Start of Source records
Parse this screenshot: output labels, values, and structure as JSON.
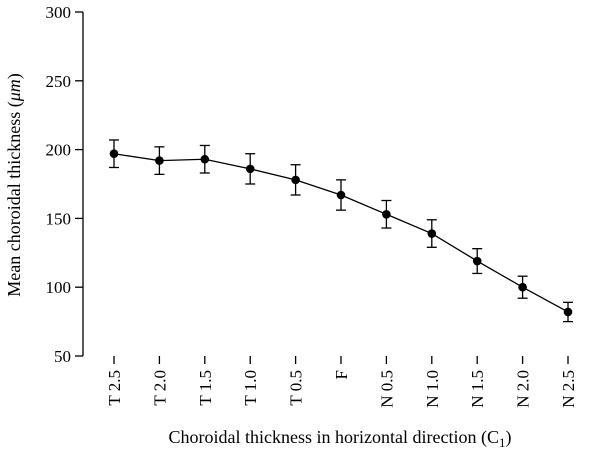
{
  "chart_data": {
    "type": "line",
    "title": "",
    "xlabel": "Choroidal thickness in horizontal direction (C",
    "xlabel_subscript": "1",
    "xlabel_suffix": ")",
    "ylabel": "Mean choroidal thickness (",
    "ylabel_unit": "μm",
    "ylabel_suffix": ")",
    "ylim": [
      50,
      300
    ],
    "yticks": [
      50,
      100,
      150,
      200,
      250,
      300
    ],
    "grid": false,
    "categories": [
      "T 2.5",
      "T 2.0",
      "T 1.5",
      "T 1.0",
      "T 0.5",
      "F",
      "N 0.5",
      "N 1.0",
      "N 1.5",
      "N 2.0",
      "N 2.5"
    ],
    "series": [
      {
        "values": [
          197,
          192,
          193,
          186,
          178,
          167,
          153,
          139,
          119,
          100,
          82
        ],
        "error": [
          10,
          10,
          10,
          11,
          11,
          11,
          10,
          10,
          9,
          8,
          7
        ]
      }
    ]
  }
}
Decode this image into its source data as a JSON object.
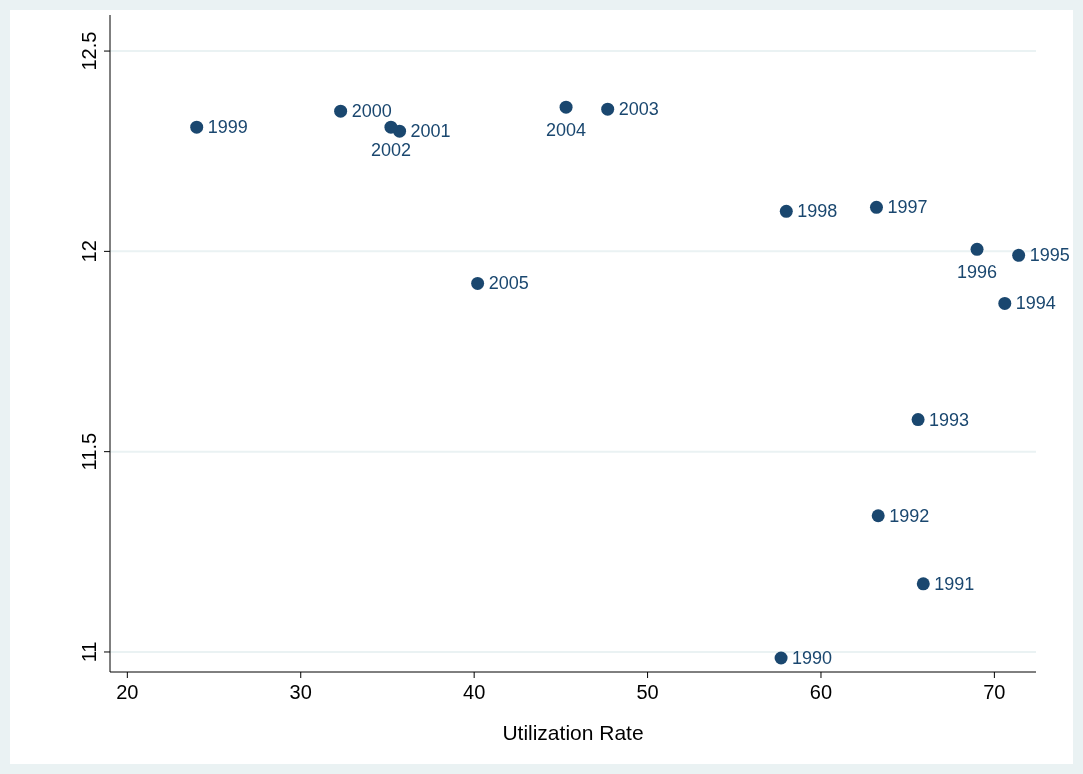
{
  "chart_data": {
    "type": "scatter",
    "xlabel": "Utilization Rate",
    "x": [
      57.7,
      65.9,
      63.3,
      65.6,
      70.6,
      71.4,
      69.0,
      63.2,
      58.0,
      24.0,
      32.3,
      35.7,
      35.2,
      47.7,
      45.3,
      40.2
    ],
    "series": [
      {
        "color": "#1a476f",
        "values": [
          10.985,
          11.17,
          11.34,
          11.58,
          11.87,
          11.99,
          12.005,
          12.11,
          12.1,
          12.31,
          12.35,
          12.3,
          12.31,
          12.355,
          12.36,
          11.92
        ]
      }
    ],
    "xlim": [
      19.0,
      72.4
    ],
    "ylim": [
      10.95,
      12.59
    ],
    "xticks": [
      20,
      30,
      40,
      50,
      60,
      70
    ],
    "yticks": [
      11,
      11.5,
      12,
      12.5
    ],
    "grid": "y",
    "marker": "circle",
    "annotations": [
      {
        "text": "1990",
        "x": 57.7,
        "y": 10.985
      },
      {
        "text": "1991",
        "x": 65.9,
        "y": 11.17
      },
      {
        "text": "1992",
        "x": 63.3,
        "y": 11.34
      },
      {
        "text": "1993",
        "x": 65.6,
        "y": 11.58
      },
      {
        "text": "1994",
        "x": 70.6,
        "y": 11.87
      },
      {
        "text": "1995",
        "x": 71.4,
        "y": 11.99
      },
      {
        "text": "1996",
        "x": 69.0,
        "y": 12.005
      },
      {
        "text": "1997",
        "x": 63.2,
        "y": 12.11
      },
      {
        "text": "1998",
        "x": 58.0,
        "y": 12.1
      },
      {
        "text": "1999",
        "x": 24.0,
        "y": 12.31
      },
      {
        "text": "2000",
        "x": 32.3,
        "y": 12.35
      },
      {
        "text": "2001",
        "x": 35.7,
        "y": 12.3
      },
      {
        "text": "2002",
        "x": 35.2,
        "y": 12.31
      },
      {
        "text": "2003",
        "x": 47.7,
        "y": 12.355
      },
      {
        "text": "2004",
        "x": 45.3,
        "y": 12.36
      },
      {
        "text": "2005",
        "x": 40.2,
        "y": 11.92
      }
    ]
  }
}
End of Source records
[Aim of the exercise]:
Every line is to be duplicated exactly, though pictures stay out.

[Response]:
Parse this screenshot: output labels, values, and structure as JSON.
{
  "chart_data": {
    "type": "line",
    "title": "",
    "xlabel": "Choroidal thickness in horizontal direction (C",
    "xlabel_subscript": "1",
    "xlabel_suffix": ")",
    "ylabel": "Mean choroidal thickness (",
    "ylabel_unit": "μm",
    "ylabel_suffix": ")",
    "ylim": [
      50,
      300
    ],
    "yticks": [
      50,
      100,
      150,
      200,
      250,
      300
    ],
    "grid": false,
    "categories": [
      "T 2.5",
      "T 2.0",
      "T 1.5",
      "T 1.0",
      "T 0.5",
      "F",
      "N 0.5",
      "N 1.0",
      "N 1.5",
      "N 2.0",
      "N 2.5"
    ],
    "series": [
      {
        "values": [
          197,
          192,
          193,
          186,
          178,
          167,
          153,
          139,
          119,
          100,
          82
        ],
        "error": [
          10,
          10,
          10,
          11,
          11,
          11,
          10,
          10,
          9,
          8,
          7
        ]
      }
    ]
  }
}
Decode this image into its source data as a JSON object.
{
  "chart_data": {
    "type": "scatter",
    "xlabel": "Utilization Rate",
    "x": [
      57.7,
      65.9,
      63.3,
      65.6,
      70.6,
      71.4,
      69.0,
      63.2,
      58.0,
      24.0,
      32.3,
      35.7,
      35.2,
      47.7,
      45.3,
      40.2
    ],
    "series": [
      {
        "color": "#1a476f",
        "values": [
          10.985,
          11.17,
          11.34,
          11.58,
          11.87,
          11.99,
          12.005,
          12.11,
          12.1,
          12.31,
          12.35,
          12.3,
          12.31,
          12.355,
          12.36,
          11.92
        ]
      }
    ],
    "xlim": [
      19.0,
      72.4
    ],
    "ylim": [
      10.95,
      12.59
    ],
    "xticks": [
      20,
      30,
      40,
      50,
      60,
      70
    ],
    "yticks": [
      11,
      11.5,
      12,
      12.5
    ],
    "grid": "y",
    "marker": "circle",
    "annotations": [
      {
        "text": "1990",
        "x": 57.7,
        "y": 10.985
      },
      {
        "text": "1991",
        "x": 65.9,
        "y": 11.17
      },
      {
        "text": "1992",
        "x": 63.3,
        "y": 11.34
      },
      {
        "text": "1993",
        "x": 65.6,
        "y": 11.58
      },
      {
        "text": "1994",
        "x": 70.6,
        "y": 11.87
      },
      {
        "text": "1995",
        "x": 71.4,
        "y": 11.99
      },
      {
        "text": "1996",
        "x": 69.0,
        "y": 12.005
      },
      {
        "text": "1997",
        "x": 63.2,
        "y": 12.11
      },
      {
        "text": "1998",
        "x": 58.0,
        "y": 12.1
      },
      {
        "text": "1999",
        "x": 24.0,
        "y": 12.31
      },
      {
        "text": "2000",
        "x": 32.3,
        "y": 12.35
      },
      {
        "text": "2001",
        "x": 35.7,
        "y": 12.3
      },
      {
        "text": "2002",
        "x": 35.2,
        "y": 12.31
      },
      {
        "text": "2003",
        "x": 47.7,
        "y": 12.355
      },
      {
        "text": "2004",
        "x": 45.3,
        "y": 12.36
      },
      {
        "text": "2005",
        "x": 40.2,
        "y": 11.92
      }
    ]
  }
}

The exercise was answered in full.